[Dataset entries]
==================================================

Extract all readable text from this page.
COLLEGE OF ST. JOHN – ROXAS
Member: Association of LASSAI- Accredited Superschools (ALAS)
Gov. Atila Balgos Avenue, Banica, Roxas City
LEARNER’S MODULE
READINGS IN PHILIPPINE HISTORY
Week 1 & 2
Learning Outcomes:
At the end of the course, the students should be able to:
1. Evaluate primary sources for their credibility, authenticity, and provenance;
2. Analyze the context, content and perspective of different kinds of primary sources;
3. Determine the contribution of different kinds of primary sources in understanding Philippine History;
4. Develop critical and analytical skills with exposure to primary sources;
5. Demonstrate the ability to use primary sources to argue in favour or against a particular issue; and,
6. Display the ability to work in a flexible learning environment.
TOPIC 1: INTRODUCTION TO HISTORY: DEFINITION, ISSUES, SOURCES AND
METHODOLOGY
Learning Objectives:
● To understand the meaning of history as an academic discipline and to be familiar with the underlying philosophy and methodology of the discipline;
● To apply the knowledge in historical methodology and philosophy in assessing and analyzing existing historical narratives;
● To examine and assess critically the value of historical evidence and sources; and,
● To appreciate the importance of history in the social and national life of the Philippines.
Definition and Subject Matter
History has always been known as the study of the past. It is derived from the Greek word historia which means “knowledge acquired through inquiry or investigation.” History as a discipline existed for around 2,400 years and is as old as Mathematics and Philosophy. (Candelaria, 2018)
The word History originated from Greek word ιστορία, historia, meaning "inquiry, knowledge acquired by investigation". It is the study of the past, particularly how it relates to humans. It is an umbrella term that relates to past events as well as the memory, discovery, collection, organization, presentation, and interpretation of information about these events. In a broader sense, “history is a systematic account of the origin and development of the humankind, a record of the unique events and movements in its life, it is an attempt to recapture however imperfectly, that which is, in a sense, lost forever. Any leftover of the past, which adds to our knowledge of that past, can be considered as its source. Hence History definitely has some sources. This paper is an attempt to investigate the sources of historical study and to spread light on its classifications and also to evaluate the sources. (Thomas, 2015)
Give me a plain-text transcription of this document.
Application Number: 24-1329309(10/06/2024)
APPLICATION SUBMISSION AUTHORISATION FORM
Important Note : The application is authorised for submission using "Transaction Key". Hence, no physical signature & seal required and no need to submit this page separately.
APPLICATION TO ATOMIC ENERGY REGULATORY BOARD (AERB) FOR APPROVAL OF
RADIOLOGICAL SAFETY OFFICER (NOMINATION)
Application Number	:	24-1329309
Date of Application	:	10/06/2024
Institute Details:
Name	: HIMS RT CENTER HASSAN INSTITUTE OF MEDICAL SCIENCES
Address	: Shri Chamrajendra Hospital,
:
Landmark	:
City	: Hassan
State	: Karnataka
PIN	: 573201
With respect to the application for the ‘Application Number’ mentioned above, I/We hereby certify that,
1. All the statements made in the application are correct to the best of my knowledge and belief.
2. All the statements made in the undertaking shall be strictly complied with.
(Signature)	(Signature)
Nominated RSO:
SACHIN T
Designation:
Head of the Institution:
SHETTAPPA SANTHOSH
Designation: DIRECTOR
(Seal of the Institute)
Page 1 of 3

==================================================

**Problem to solve:** How many lines in the records above contain the word "historical"? Reply with the number alone.

**Full response:** 3